_Provided records_.
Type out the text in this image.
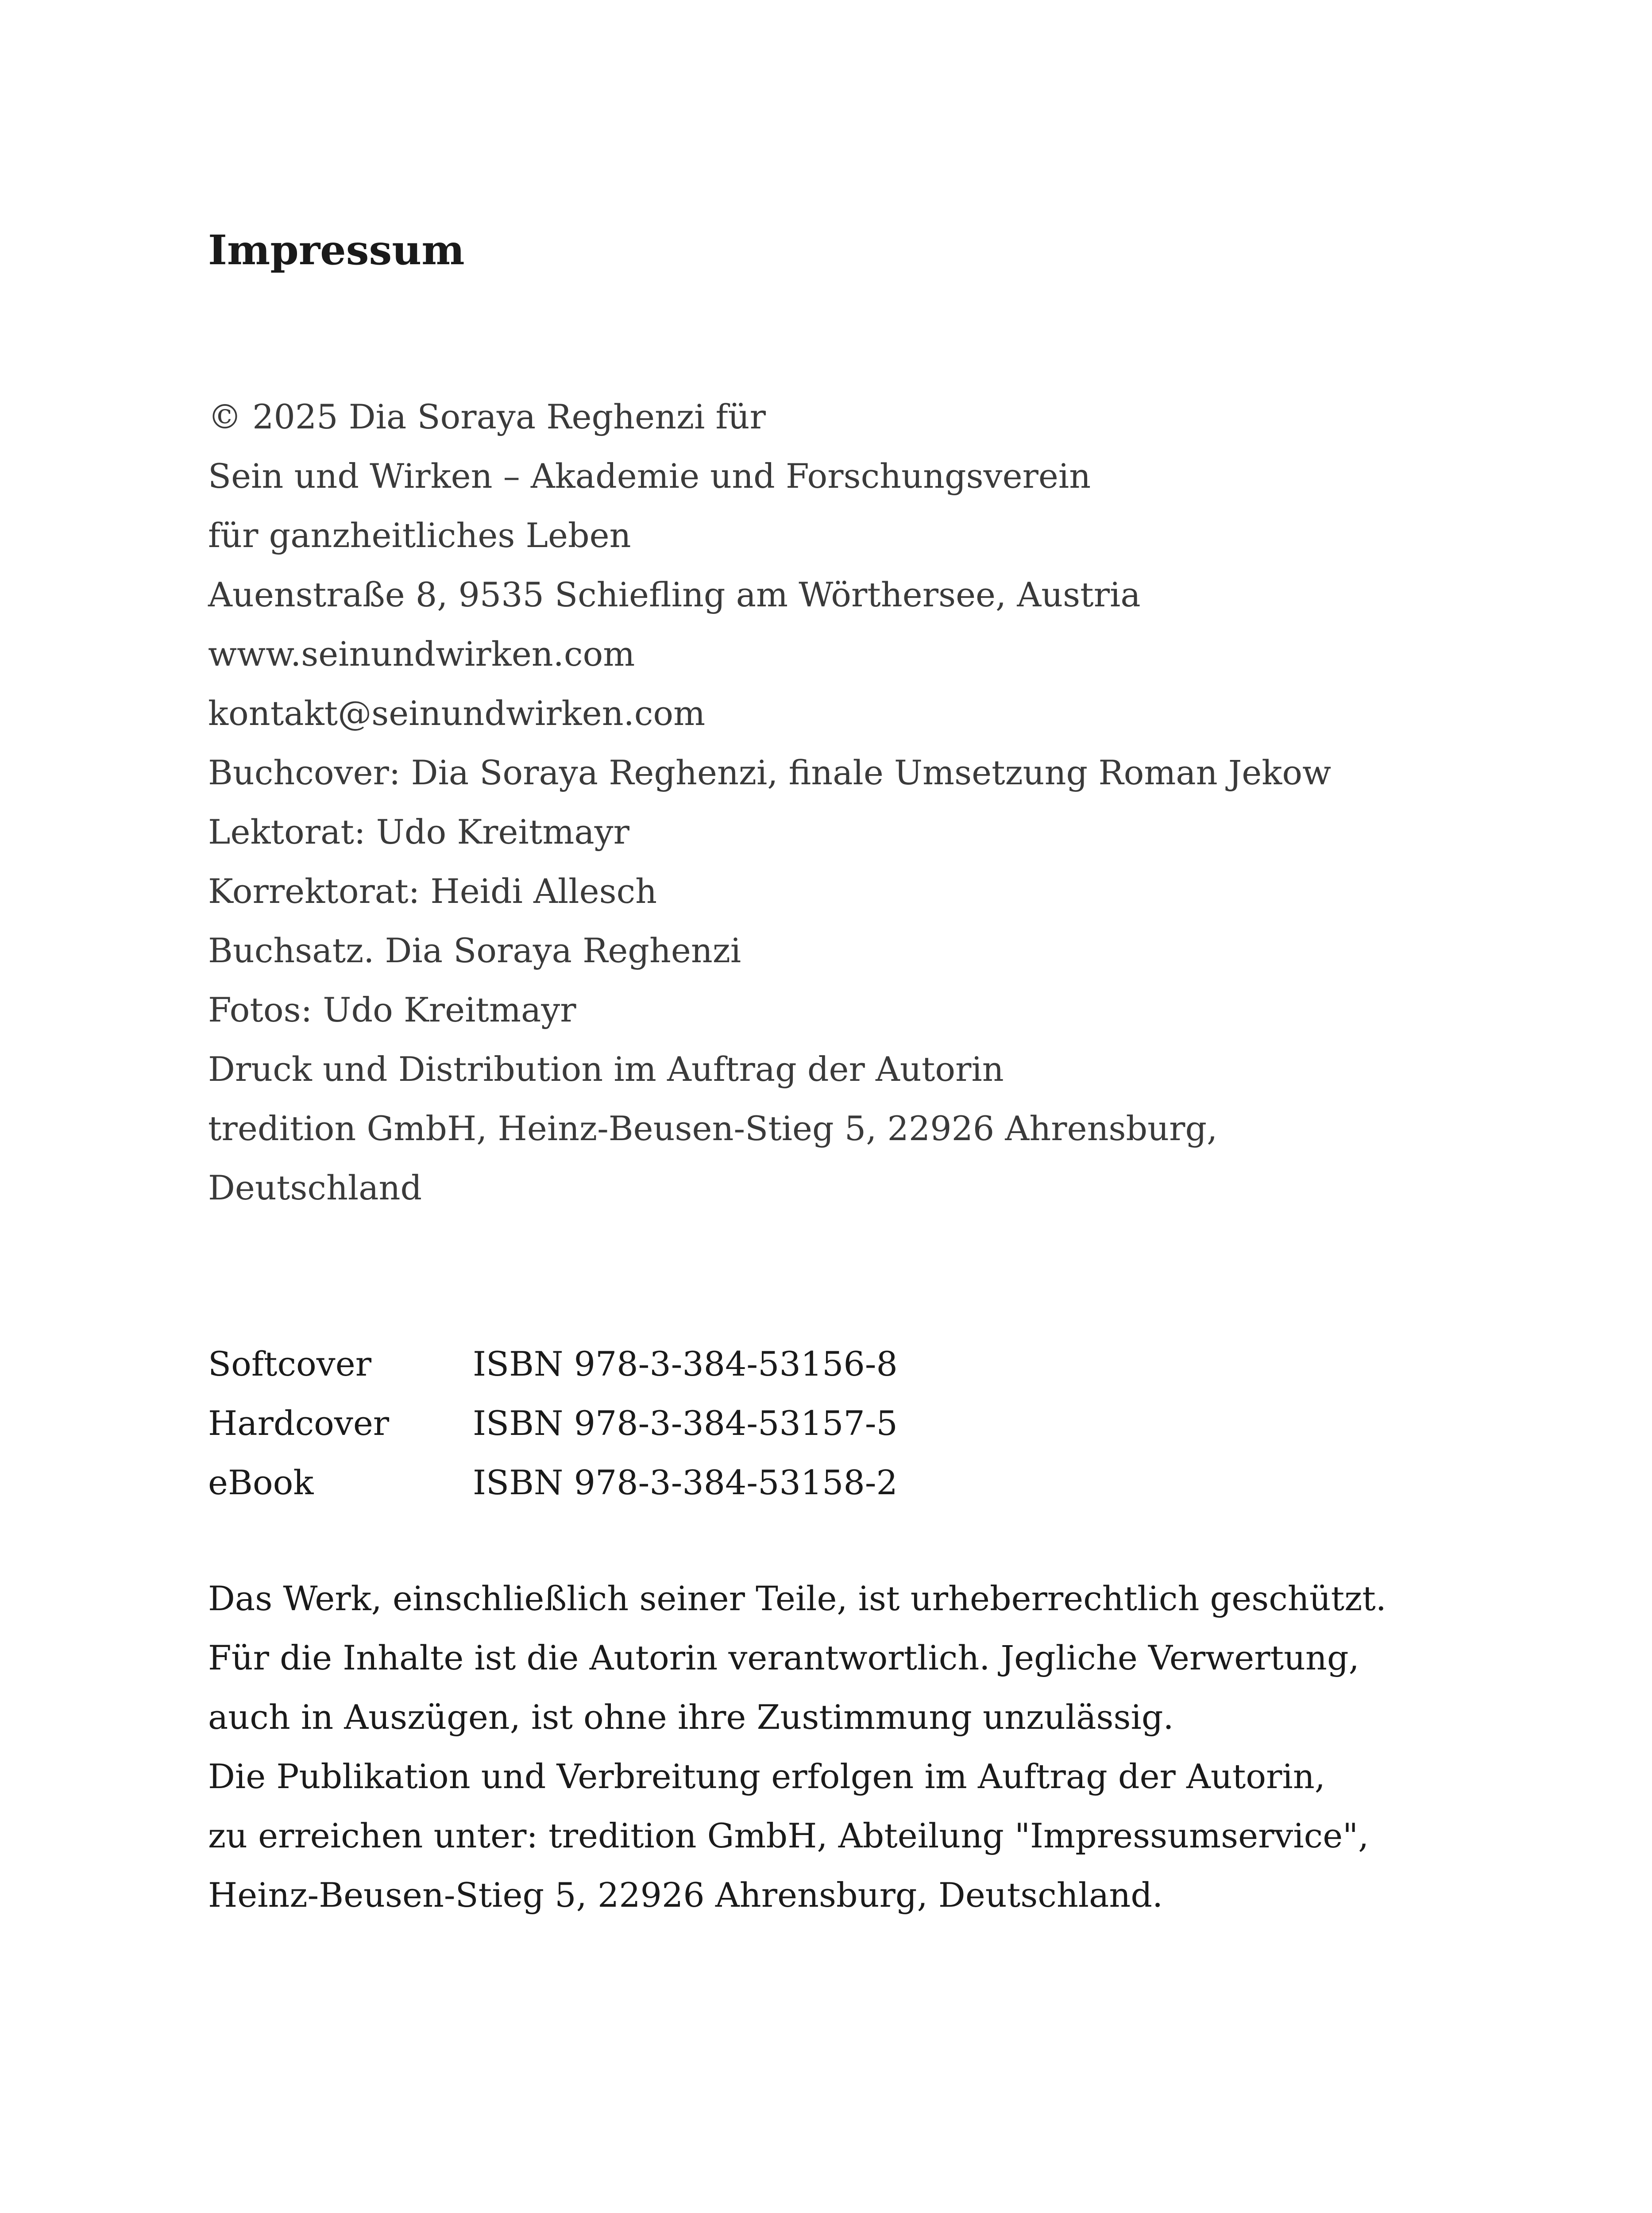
Impressum
© 2025 Dia Soraya Reghenzi für
Sein und Wirken – Akademie und Forschungsverein
für ganzheitliches Leben
Auenstraße 8, 9535 Schiefling am Wörthersee, Austria
www.seinundwirken.com
kontakt@seinundwirken.com
Buchcover: Dia Soraya Reghenzi, finale Umsetzung Roman Jekow
Lektorat: Udo Kreitmayr
Korrektorat: Heidi Allesch
Buchsatz. Dia Soraya Reghenzi
Fotos: Udo Kreitmayr
Druck und Distribution im Auftrag der Autorin
tredition GmbH, Heinz-Beusen-Stieg 5, 22926 Ahrensburg,
Deutschland
Softcover	ISBN 978-3-384-53156-8
Hardcover	ISBN 978-3-384-53157-5
eBook	ISBN 978-3-384-53158-2
Das Werk, einschließlich seiner Teile, ist urheberrechtlich geschützt.
Für die Inhalte ist die Autorin verantwortlich. Jegliche Verwertung,
auch in Auszügen, ist ohne ihre Zustimmung unzulässig.
Die Publikation und Verbreitung erfolgen im Auftrag der Autorin,
zu erreichen unter: tredition GmbH, Abteilung "Impressumservice",
Heinz-Beusen-Stieg 5, 22926 Ahrensburg, Deutschland.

_Exercise goal_. Each line in the data that holds the string "Soraya" should be found and copied.

_Task response_.
© 2025 Dia Soraya Reghenzi für
Buchcover: Dia Soraya Reghenzi, finale Umsetzung Roman Jekow
Buchsatz. Dia Soraya Reghenzi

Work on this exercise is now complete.